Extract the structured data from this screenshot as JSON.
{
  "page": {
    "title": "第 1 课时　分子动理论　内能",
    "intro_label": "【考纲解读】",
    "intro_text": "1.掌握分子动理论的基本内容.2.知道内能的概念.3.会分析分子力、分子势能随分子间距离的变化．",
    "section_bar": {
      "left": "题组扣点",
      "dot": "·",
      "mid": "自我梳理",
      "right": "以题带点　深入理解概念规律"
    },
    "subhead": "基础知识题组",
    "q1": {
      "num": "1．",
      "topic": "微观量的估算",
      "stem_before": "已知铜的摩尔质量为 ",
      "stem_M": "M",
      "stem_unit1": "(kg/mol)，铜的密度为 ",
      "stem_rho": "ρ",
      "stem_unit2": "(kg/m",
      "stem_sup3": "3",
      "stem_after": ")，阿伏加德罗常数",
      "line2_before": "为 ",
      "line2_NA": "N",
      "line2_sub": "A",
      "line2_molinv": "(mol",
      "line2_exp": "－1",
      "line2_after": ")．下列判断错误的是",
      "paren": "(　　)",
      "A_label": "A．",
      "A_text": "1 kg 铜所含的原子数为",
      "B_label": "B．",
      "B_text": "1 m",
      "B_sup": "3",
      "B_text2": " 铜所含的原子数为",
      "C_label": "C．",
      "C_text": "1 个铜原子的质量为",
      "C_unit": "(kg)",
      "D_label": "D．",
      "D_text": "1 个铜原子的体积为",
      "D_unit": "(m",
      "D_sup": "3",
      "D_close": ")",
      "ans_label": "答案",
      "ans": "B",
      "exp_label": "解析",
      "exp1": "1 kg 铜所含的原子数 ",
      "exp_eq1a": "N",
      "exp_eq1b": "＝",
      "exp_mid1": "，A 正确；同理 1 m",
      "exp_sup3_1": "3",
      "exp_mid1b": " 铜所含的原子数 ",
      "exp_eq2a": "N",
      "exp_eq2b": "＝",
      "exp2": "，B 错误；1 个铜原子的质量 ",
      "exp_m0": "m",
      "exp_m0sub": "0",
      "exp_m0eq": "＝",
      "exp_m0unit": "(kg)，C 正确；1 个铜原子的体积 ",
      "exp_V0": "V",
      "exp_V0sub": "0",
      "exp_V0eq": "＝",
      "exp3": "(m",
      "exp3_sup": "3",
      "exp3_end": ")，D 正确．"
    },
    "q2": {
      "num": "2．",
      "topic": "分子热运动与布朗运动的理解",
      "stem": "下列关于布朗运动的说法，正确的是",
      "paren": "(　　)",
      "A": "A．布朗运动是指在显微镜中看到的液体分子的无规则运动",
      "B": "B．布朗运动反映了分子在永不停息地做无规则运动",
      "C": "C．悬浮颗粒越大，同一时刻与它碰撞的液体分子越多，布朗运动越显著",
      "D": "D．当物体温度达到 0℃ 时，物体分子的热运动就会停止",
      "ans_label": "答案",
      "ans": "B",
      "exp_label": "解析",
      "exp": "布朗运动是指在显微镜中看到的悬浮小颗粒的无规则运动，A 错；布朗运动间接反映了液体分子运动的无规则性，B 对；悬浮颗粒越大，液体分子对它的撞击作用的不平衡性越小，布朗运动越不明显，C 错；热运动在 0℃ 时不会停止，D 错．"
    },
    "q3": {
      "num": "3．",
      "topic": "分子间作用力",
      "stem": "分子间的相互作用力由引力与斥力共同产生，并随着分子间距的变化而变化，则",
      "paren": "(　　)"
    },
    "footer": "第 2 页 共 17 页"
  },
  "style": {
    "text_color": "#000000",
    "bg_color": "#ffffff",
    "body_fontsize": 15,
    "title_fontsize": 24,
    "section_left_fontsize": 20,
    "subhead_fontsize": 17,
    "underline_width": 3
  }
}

▶ **CHALLENGE**
Copy the material above, line for line.

▶ **CORRECT ANSWER**
Extract the structured data from this screenshot as JSON.
{
  "page": {
    "title": "第 1 课时　分子动理论　内能",
    "intro_label": "【考纲解读】",
    "intro_text": "1.掌握分子动理论的基本内容.2.知道内能的概念.3.会分析分子力、分子势能随分子间距离的变化．",
    "section_bar": {
      "left": "题组扣点",
      "dot": "·",
      "mid": "自我梳理",
      "right": "以题带点　深入理解概念规律"
    },
    "subhead": "基础知识题组",
    "q1": {
      "num": "1．",
      "topic": "微观量的估算",
      "stem_before": "已知铜的摩尔质量为 ",
      "stem_M": "M",
      "stem_unit1": "(kg/mol)，铜的密度为 ",
      "stem_rho": "ρ",
      "stem_unit2": "(kg/m",
      "stem_sup3": "3",
      "stem_after": ")，阿伏加德罗常数",
      "line2_before": "为 ",
      "line2_NA": "N",
      "line2_sub": "A",
      "line2_molinv": "(mol",
      "line2_exp": "－1",
      "line2_after": ")．下列判断错误的是",
      "paren": "(　　)",
      "A_label": "A．",
      "A_text": "1 kg 铜所含的原子数为",
      "B_label": "B．",
      "B_text": "1 m",
      "B_sup": "3",
      "B_text2": " 铜所含的原子数为",
      "C_label": "C．",
      "C_text": "1 个铜原子的质量为",
      "C_unit": "(kg)",
      "D_label": "D．",
      "D_text": "1 个铜原子的体积为",
      "D_unit": "(m",
      "D_sup": "3",
      "D_close": ")",
      "ans_label": "答案",
      "ans": "B",
      "exp_label": "解析",
      "exp1": "1 kg 铜所含的原子数 ",
      "exp_eq1a": "N",
      "exp_eq1b": "＝",
      "exp_mid1": "，A 正确；同理 1 m",
      "exp_sup3_1": "3",
      "exp_mid1b": " 铜所含的原子数 ",
      "exp_eq2a": "N",
      "exp_eq2b": "＝",
      "exp2": "，B 错误；1 个铜原子的质量 ",
      "exp_m0": "m",
      "exp_m0sub": "0",
      "exp_m0eq": "＝",
      "exp_m0unit": "(kg)，C 正确；1 个铜原子的体积 ",
      "exp_V0": "V",
      "exp_V0sub": "0",
      "exp_V0eq": "＝",
      "exp3": "(m",
      "exp3_sup": "3",
      "exp3_end": ")，D 正确．"
    },
    "q2": {
      "num": "2．",
      "topic": "分子热运动与布朗运动的理解",
      "stem": "下列关于布朗运动的说法，正确的是",
      "paren": "(　　)",
      "A": "A．布朗运动是指在显微镜中看到的液体分子的无规则运动",
      "B": "B．布朗运动反映了分子在永不停息地做无规则运动",
      "C": "C．悬浮颗粒越大，同一时刻与它碰撞的液体分子越多，布朗运动越显著",
      "D": "D．当物体温度达到 0℃ 时，物体分子的热运动就会停止",
      "ans_label": "答案",
      "ans": "B",
      "exp_label": "解析",
      "exp": "布朗运动是指在显微镜中看到的悬浮小颗粒的无规则运动，A 错；布朗运动间接反映了液体分子运动的无规则性，B 对；悬浮颗粒越大，液体分子对它的撞击作用的不平衡性越小，布朗运动越不明显，C 错；热运动在 0℃ 时不会停止，D 错．"
    },
    "q3": {
      "num": "3．",
      "topic": "分子间作用力",
      "stem": "分子间的相互作用力由引力与斥力共同产生，并随着分子间距的变化而变化，则",
      "paren": "(　　)"
    },
    "footer": "第 2 页 共 17 页"
  },
  "style": {
    "text_color": "#000000",
    "bg_color": "#ffffff",
    "body_fontsize": 15,
    "title_fontsize": 24,
    "section_left_fontsize": 20,
    "subhead_fontsize": 17,
    "underline_width": 3
  }
}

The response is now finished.